[Entries taken from a collection]
━━━━━━━━━━━━━━━━━━━━

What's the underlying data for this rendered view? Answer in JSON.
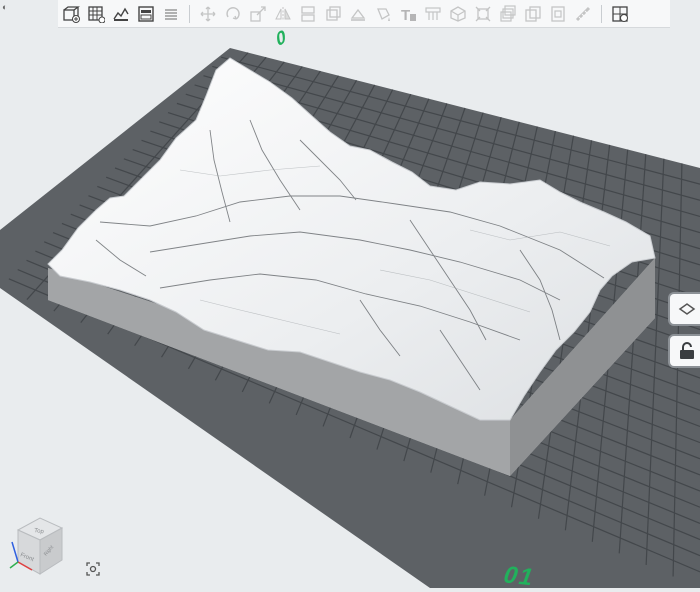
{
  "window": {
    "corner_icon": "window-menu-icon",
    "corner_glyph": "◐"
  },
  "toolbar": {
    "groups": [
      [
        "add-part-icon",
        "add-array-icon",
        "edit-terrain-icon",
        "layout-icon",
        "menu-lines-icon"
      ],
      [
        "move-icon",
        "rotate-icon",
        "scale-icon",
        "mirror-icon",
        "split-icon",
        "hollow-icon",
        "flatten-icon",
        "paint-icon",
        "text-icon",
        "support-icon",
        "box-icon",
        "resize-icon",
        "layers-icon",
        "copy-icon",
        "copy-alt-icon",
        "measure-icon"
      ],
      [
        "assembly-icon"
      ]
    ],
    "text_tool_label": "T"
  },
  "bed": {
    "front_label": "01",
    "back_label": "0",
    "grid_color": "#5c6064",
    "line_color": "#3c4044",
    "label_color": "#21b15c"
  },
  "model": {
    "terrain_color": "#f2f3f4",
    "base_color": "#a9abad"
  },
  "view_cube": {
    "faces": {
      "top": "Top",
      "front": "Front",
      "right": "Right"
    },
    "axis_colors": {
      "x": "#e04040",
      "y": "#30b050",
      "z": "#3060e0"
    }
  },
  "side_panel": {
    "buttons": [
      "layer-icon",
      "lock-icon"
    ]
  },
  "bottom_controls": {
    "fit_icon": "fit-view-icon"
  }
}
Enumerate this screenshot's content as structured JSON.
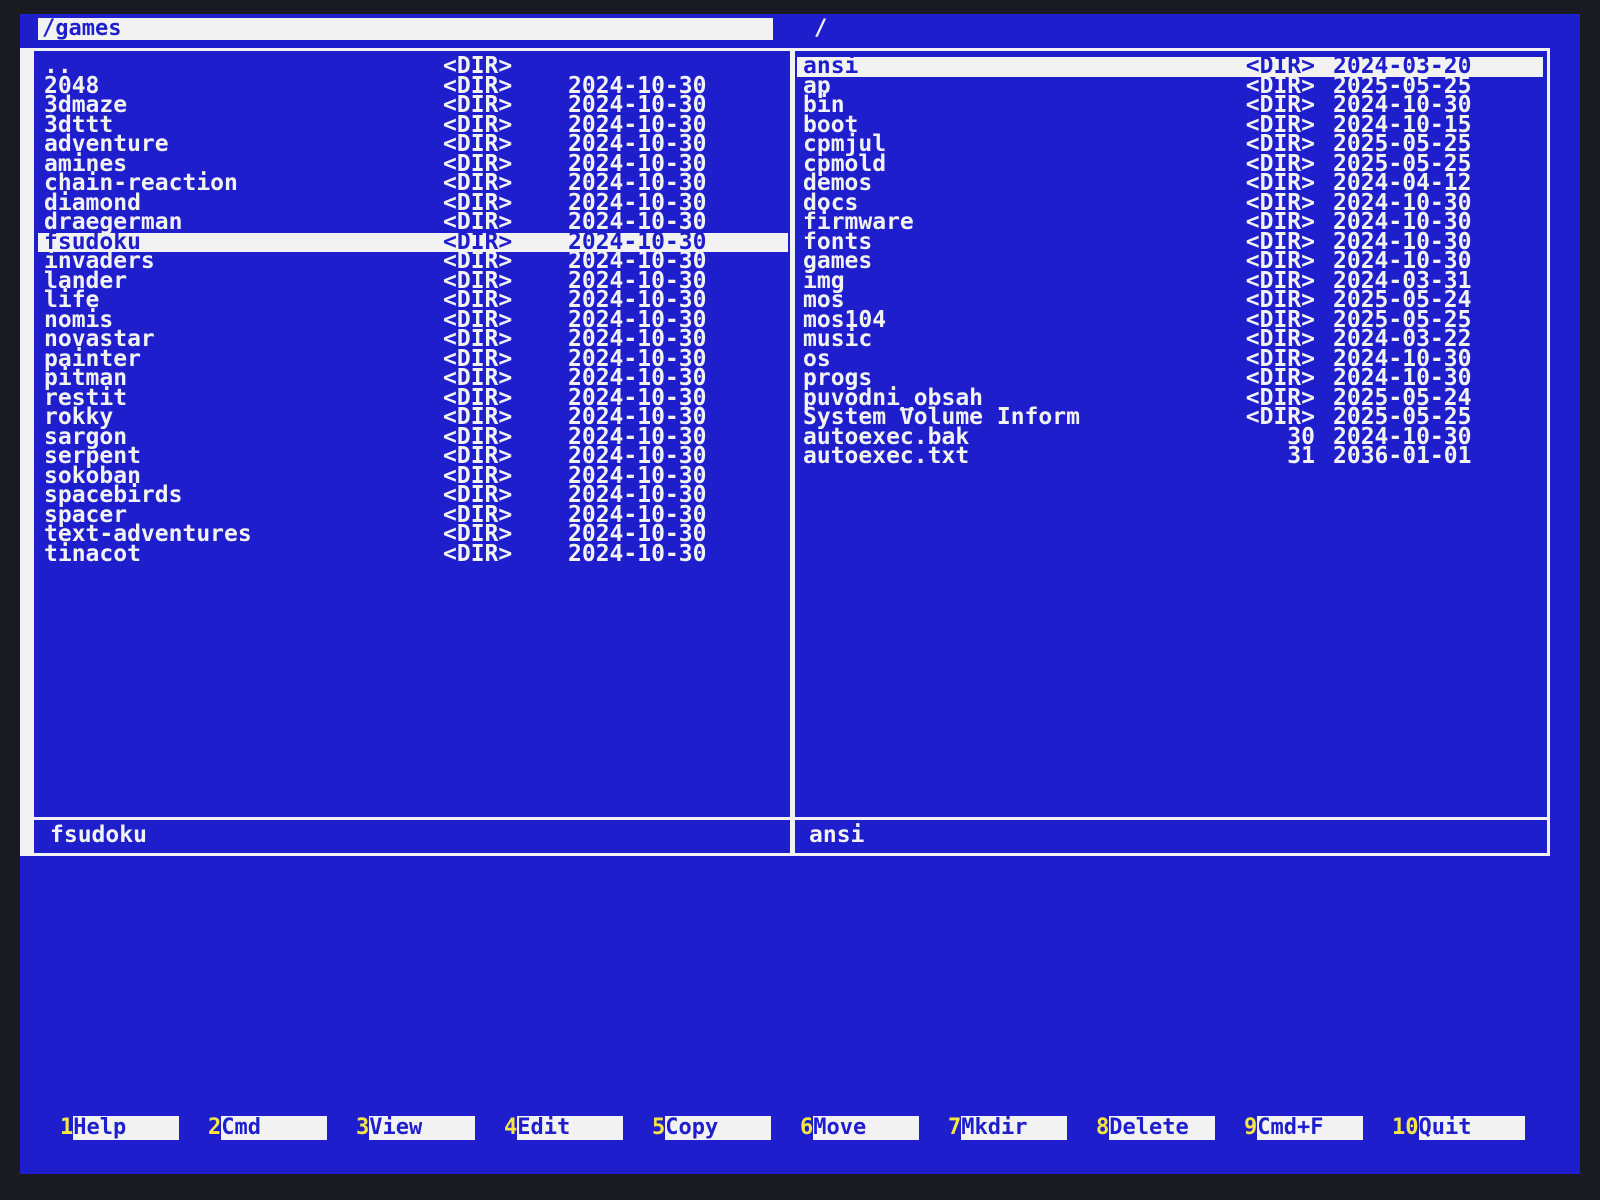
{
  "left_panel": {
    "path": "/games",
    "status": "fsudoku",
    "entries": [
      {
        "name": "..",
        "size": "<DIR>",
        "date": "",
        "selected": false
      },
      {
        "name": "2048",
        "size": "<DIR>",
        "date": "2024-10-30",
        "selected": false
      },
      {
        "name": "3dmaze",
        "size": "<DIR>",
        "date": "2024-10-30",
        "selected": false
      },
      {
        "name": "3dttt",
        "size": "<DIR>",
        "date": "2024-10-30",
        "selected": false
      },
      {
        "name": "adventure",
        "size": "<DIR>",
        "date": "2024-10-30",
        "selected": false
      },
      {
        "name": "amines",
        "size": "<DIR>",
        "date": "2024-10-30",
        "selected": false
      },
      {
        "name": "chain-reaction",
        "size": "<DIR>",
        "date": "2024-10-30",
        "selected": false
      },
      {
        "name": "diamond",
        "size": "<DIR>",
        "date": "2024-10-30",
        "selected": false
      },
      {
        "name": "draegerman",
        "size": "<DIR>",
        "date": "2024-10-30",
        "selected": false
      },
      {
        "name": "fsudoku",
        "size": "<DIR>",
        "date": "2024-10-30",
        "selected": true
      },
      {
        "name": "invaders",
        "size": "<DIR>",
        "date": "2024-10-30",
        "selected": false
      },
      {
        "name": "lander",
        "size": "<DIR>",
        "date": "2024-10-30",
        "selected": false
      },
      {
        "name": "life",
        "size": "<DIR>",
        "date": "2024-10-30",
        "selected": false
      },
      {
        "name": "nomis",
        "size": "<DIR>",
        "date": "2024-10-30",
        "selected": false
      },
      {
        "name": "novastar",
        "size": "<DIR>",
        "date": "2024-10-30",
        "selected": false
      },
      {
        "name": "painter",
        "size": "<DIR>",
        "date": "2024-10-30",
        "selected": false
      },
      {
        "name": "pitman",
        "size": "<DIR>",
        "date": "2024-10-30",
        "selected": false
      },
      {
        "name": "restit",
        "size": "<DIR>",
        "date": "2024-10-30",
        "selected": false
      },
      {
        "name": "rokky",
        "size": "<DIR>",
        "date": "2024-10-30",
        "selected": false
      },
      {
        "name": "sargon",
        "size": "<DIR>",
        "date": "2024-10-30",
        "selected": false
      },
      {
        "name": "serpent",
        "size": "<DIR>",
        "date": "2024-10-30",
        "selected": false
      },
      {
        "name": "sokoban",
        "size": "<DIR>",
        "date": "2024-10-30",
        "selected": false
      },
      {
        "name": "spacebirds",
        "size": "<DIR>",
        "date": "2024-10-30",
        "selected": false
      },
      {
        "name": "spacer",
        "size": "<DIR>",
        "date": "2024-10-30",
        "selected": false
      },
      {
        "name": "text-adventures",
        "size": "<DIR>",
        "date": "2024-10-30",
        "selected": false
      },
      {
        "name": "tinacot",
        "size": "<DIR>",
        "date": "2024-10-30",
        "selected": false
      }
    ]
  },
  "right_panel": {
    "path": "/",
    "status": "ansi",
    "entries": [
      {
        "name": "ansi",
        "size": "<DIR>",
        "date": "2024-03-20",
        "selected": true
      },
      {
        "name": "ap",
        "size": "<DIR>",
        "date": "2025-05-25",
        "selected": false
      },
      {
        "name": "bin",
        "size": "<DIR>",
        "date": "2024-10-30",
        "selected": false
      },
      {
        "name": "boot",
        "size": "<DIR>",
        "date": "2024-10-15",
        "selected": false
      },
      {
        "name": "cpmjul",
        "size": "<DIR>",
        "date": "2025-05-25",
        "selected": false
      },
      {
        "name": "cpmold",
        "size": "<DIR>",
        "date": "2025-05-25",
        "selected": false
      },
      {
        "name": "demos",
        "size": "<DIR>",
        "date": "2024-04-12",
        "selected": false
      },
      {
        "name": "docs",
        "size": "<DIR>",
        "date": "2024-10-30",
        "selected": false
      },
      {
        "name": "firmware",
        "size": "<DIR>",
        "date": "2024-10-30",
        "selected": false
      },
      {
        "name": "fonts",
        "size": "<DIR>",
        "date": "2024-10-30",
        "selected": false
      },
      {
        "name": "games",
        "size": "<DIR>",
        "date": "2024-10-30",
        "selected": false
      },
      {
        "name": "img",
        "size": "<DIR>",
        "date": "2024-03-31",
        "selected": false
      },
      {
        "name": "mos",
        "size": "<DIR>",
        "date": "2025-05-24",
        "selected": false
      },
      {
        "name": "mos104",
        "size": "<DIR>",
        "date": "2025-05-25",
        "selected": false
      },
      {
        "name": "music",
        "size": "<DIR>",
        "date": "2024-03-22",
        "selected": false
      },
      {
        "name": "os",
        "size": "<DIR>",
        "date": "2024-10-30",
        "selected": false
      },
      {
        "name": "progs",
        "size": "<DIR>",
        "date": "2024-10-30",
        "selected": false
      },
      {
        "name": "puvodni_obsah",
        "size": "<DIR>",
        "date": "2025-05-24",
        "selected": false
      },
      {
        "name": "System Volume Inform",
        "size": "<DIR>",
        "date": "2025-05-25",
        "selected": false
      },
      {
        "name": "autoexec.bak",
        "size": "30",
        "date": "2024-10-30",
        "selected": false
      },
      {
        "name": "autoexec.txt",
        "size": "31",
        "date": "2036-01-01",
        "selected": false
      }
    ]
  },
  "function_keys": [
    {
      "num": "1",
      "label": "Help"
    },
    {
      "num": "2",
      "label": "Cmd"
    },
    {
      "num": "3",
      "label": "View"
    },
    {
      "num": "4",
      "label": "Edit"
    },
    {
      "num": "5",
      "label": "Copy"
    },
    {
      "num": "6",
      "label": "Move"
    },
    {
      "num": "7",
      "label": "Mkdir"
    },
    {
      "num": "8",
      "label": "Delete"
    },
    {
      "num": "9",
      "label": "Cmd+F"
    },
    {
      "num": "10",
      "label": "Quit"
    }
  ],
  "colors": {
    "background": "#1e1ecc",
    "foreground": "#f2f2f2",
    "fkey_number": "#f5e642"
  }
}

━━━━━━━━━━━━━━━━━━━━

Restate the entire listing word for word, excluding pictures.

[Solution]:
What's the underlying data for this rendered view? Answer in JSON.
{
  "window": {
    "corner_icon": "window-menu-icon",
    "corner_glyph": "◐"
  },
  "toolbar": {
    "groups": [
      [
        "add-part-icon",
        "add-array-icon",
        "edit-terrain-icon",
        "layout-icon",
        "menu-lines-icon"
      ],
      [
        "move-icon",
        "rotate-icon",
        "scale-icon",
        "mirror-icon",
        "split-icon",
        "hollow-icon",
        "flatten-icon",
        "paint-icon",
        "text-icon",
        "support-icon",
        "box-icon",
        "resize-icon",
        "layers-icon",
        "copy-icon",
        "copy-alt-icon",
        "measure-icon"
      ],
      [
        "assembly-icon"
      ]
    ],
    "text_tool_label": "T"
  },
  "bed": {
    "front_label": "01",
    "back_label": "0",
    "grid_color": "#5c6064",
    "line_color": "#3c4044",
    "label_color": "#21b15c"
  },
  "model": {
    "terrain_color": "#f2f3f4",
    "base_color": "#a9abad"
  },
  "view_cube": {
    "faces": {
      "top": "Top",
      "front": "Front",
      "right": "Right"
    },
    "axis_colors": {
      "x": "#e04040",
      "y": "#30b050",
      "z": "#3060e0"
    }
  },
  "side_panel": {
    "buttons": [
      "layer-icon",
      "lock-icon"
    ]
  },
  "bottom_controls": {
    "fit_icon": "fit-view-icon"
  }
}
Enumerate this screenshot's content as structured JSON.
{
  "left_panel": {
    "path": "/games",
    "status": "fsudoku",
    "entries": [
      {
        "name": "..",
        "size": "<DIR>",
        "date": "",
        "selected": false
      },
      {
        "name": "2048",
        "size": "<DIR>",
        "date": "2024-10-30",
        "selected": false
      },
      {
        "name": "3dmaze",
        "size": "<DIR>",
        "date": "2024-10-30",
        "selected": false
      },
      {
        "name": "3dttt",
        "size": "<DIR>",
        "date": "2024-10-30",
        "selected": false
      },
      {
        "name": "adventure",
        "size": "<DIR>",
        "date": "2024-10-30",
        "selected": false
      },
      {
        "name": "amines",
        "size": "<DIR>",
        "date": "2024-10-30",
        "selected": false
      },
      {
        "name": "chain-reaction",
        "size": "<DIR>",
        "date": "2024-10-30",
        "selected": false
      },
      {
        "name": "diamond",
        "size": "<DIR>",
        "date": "2024-10-30",
        "selected": false
      },
      {
        "name": "draegerman",
        "size": "<DIR>",
        "date": "2024-10-30",
        "selected": false
      },
      {
        "name": "fsudoku",
        "size": "<DIR>",
        "date": "2024-10-30",
        "selected": true
      },
      {
        "name": "invaders",
        "size": "<DIR>",
        "date": "2024-10-30",
        "selected": false
      },
      {
        "name": "lander",
        "size": "<DIR>",
        "date": "2024-10-30",
        "selected": false
      },
      {
        "name": "life",
        "size": "<DIR>",
        "date": "2024-10-30",
        "selected": false
      },
      {
        "name": "nomis",
        "size": "<DIR>",
        "date": "2024-10-30",
        "selected": false
      },
      {
        "name": "novastar",
        "size": "<DIR>",
        "date": "2024-10-30",
        "selected": false
      },
      {
        "name": "painter",
        "size": "<DIR>",
        "date": "2024-10-30",
        "selected": false
      },
      {
        "name": "pitman",
        "size": "<DIR>",
        "date": "2024-10-30",
        "selected": false
      },
      {
        "name": "restit",
        "size": "<DIR>",
        "date": "2024-10-30",
        "selected": false
      },
      {
        "name": "rokky",
        "size": "<DIR>",
        "date": "2024-10-30",
        "selected": false
      },
      {
        "name": "sargon",
        "size": "<DIR>",
        "date": "2024-10-30",
        "selected": false
      },
      {
        "name": "serpent",
        "size": "<DIR>",
        "date": "2024-10-30",
        "selected": false
      },
      {
        "name": "sokoban",
        "size": "<DIR>",
        "date": "2024-10-30",
        "selected": false
      },
      {
        "name": "spacebirds",
        "size": "<DIR>",
        "date": "2024-10-30",
        "selected": false
      },
      {
        "name": "spacer",
        "size": "<DIR>",
        "date": "2024-10-30",
        "selected": false
      },
      {
        "name": "text-adventures",
        "size": "<DIR>",
        "date": "2024-10-30",
        "selected": false
      },
      {
        "name": "tinacot",
        "size": "<DIR>",
        "date": "2024-10-30",
        "selected": false
      }
    ]
  },
  "right_panel": {
    "path": "/",
    "status": "ansi",
    "entries": [
      {
        "name": "ansi",
        "size": "<DIR>",
        "date": "2024-03-20",
        "selected": true
      },
      {
        "name": "ap",
        "size": "<DIR>",
        "date": "2025-05-25",
        "selected": false
      },
      {
        "name": "bin",
        "size": "<DIR>",
        "date": "2024-10-30",
        "selected": false
      },
      {
        "name": "boot",
        "size": "<DIR>",
        "date": "2024-10-15",
        "selected": false
      },
      {
        "name": "cpmjul",
        "size": "<DIR>",
        "date": "2025-05-25",
        "selected": false
      },
      {
        "name": "cpmold",
        "size": "<DIR>",
        "date": "2025-05-25",
        "selected": false
      },
      {
        "name": "demos",
        "size": "<DIR>",
        "date": "2024-04-12",
        "selected": false
      },
      {
        "name": "docs",
        "size": "<DIR>",
        "date": "2024-10-30",
        "selected": false
      },
      {
        "name": "firmware",
        "size": "<DIR>",
        "date": "2024-10-30",
        "selected": false
      },
      {
        "name": "fonts",
        "size": "<DIR>",
        "date": "2024-10-30",
        "selected": false
      },
      {
        "name": "games",
        "size": "<DIR>",
        "date": "2024-10-30",
        "selected": false
      },
      {
        "name": "img",
        "size": "<DIR>",
        "date": "2024-03-31",
        "selected": false
      },
      {
        "name": "mos",
        "size": "<DIR>",
        "date": "2025-05-24",
        "selected": false
      },
      {
        "name": "mos104",
        "size": "<DIR>",
        "date": "2025-05-25",
        "selected": false
      },
      {
        "name": "music",
        "size": "<DIR>",
        "date": "2024-03-22",
        "selected": false
      },
      {
        "name": "os",
        "size": "<DIR>",
        "date": "2024-10-30",
        "selected": false
      },
      {
        "name": "progs",
        "size": "<DIR>",
        "date": "2024-10-30",
        "selected": false
      },
      {
        "name": "puvodni_obsah",
        "size": "<DIR>",
        "date": "2025-05-24",
        "selected": false
      },
      {
        "name": "System Volume Inform",
        "size": "<DIR>",
        "date": "2025-05-25",
        "selected": false
      },
      {
        "name": "autoexec.bak",
        "size": "30",
        "date": "2024-10-30",
        "selected": false
      },
      {
        "name": "autoexec.txt",
        "size": "31",
        "date": "2036-01-01",
        "selected": false
      }
    ]
  },
  "function_keys": [
    {
      "num": "1",
      "label": "Help"
    },
    {
      "num": "2",
      "label": "Cmd"
    },
    {
      "num": "3",
      "label": "View"
    },
    {
      "num": "4",
      "label": "Edit"
    },
    {
      "num": "5",
      "label": "Copy"
    },
    {
      "num": "6",
      "label": "Move"
    },
    {
      "num": "7",
      "label": "Mkdir"
    },
    {
      "num": "8",
      "label": "Delete"
    },
    {
      "num": "9",
      "label": "Cmd+F"
    },
    {
      "num": "10",
      "label": "Quit"
    }
  ],
  "colors": {
    "background": "#1e1ecc",
    "foreground": "#f2f2f2",
    "fkey_number": "#f5e642"
  }
}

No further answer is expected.